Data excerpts
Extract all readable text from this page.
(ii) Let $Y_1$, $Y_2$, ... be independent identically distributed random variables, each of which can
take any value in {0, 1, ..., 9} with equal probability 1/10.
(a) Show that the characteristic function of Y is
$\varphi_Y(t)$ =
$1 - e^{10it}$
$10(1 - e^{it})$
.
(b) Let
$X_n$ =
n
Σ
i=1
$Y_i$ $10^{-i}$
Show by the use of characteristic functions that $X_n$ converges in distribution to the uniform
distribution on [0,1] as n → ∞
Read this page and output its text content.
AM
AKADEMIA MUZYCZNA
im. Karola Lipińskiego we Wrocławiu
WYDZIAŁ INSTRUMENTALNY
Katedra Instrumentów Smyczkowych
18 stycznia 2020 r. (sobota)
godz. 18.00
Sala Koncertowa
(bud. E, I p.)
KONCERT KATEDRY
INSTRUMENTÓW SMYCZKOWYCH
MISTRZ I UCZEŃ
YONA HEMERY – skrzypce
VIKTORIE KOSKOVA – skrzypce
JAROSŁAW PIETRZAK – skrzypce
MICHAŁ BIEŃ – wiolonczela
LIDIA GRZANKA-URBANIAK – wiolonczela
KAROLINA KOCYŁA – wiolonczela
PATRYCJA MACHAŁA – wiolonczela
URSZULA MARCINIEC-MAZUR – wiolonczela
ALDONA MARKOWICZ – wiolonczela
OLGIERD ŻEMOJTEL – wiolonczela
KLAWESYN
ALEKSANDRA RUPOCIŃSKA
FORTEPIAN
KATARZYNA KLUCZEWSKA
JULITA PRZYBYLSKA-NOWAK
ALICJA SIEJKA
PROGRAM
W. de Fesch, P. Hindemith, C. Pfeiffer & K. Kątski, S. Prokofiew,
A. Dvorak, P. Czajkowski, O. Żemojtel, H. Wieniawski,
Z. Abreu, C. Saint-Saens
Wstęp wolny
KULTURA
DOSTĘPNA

## Task brief
In the listing above, find each line with the word "that" and copy it.

## Written response
(a) Show that the characteristic function of Y is
Show by the use of characteristic functions that $X_n$ converges in distribution to the uniform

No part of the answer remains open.